Escrito por @_danarodriguez
En el Día Internacional de la Belleza queremos detenernos a pensar que hay detrás de los ideales que nos dicen cómo debemos vernos y cuestionar aquellos estereotipos que nos oprimen y perjudican nuestra salud y existencia.
Porque la belleza no es solamente una cuestión estética, también puede convertirse en una forma de disciplinamiento y control sobre nuestros cuerpos. Desde pequeñas se nos enseña cómo “deberíamos” lucir, cómo debe ser nuestro cuerpo, cuánto debemos pesar, cómo debemos vestirnos y hasta cómo deberíamos envejecer.
Como advertía Naomi Wolf en El mito de la belleza, se trata de mecanismos de control social, ya que estos mandatos no son solamente estéticos. También consumen nuestro tiempo, dinero y energía. Nos mantienen ocupadas vigilando nuestros cuerpos mientras las condiciones materiales de nuestras vidas empeoran.
Por eso, reivindicar nuestros cuerpos también implica recuperar el derecho a ocupar espacio en lo físico y en lo simbólico. A comer. A envejecer. A tener arrugas, cachetes y expresiones.
El derecho a no ser barbies humanas.
Un rostro con expresiones, un cuerpo que come, que ocupa espacio y que no pide disculpas por existir también es rebelarse contra un sistema de opresión que nos quiere sumisas y calladas.
Hermanas, hoy comer un plato de ravioles con tuco ES REVOLUCIONARIO
Hoy sonreír o enojarnos y que ello se refleje en nuestro rostro ES REBELIÓN
¡Porque nuestros cuerpos no necesitan ser corregidos, NECESITAN SER LIBRES!

▶ **DATOS REGISTRADOS**
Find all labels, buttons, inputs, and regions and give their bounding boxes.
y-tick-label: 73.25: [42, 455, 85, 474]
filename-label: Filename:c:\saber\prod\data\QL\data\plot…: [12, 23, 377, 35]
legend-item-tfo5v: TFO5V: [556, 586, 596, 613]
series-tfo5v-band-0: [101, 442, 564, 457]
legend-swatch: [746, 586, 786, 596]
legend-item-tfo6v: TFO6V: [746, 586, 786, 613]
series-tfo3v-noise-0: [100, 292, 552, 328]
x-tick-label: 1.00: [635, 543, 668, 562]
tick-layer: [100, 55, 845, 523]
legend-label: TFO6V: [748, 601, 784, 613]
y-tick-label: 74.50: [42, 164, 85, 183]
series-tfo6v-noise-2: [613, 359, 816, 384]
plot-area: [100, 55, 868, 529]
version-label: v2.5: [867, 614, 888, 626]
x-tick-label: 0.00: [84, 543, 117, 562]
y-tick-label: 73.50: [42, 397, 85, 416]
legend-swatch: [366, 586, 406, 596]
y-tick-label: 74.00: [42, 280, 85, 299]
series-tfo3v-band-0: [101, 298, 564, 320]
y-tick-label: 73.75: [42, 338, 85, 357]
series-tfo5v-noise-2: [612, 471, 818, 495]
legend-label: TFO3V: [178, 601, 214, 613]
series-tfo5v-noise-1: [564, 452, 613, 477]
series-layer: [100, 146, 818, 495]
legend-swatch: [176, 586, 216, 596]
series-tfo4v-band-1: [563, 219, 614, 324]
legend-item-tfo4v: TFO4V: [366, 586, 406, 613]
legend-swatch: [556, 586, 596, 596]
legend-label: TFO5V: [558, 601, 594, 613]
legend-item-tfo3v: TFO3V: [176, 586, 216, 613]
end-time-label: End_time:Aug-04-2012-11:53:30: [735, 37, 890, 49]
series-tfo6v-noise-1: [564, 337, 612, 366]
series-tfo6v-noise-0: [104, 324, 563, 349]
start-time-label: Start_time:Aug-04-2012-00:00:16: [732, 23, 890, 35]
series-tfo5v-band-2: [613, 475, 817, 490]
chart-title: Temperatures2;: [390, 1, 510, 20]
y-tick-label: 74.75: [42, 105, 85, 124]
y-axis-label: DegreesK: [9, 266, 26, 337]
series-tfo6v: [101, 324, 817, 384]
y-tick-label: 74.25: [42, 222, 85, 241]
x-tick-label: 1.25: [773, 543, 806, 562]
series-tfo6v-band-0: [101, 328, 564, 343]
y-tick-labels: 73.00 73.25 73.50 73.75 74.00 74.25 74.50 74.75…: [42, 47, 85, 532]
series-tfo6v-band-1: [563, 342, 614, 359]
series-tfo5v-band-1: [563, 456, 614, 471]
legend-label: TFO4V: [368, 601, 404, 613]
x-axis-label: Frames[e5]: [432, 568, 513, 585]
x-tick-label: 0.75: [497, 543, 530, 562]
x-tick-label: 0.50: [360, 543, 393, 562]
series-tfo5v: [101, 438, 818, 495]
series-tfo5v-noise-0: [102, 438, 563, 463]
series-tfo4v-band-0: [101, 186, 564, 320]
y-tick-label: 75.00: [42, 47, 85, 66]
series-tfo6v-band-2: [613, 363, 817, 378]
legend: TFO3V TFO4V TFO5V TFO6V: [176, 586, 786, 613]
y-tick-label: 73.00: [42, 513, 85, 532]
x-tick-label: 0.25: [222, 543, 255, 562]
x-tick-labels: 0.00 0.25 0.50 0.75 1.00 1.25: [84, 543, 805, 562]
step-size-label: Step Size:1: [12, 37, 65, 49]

▶ **CONJUNTO DE EJERCICIOS**
(1) Responde según el texto sobre el Día Internacional de la Belleza:
(a) ¿Qué obra de Naomi Wolf se menciona?
(b) ¿Qué tres cosas consumen los mandatos de belleza?
(c) ¿Qué plato se presenta como algo revolucionario?
(2) ¿Puedes copiar del texto sobre el Día Internacional de la Belleza el fragmento que empieza con "Porque la belleza" y continúa hasta "nuestras vidas empeoran.", sin cambiar nada?

▶ **SOLUCIONES PROPUESTAS**
(1)
(a) El mito de la belleza.
(b) Tiempo, dinero y energía.
(c) Un plato de ravioles con tuco.

(2)
Porque la belleza no es solamente una cuestión estética, también puede convertirse en una forma de disciplinamiento y control sobre nuestros cuerpos. Desde pequeñas se nos enseña cómo “deberíamos” lucir, cómo debe ser nuestro cuerpo, cuánto debemos pesar, cómo debemos vestirnos y hasta cómo deberíamos envejecer.
Como advertía Naomi Wolf en El mito de la belleza, se trata de mecanismos de control social, ya que estos mandatos no son solamente estéticos. También consumen nuestro tiempo, dinero y energía. Nos mantienen ocupadas vigilando nuestros cuerpos mientras las condiciones materiales de nuestras vidas empeoran.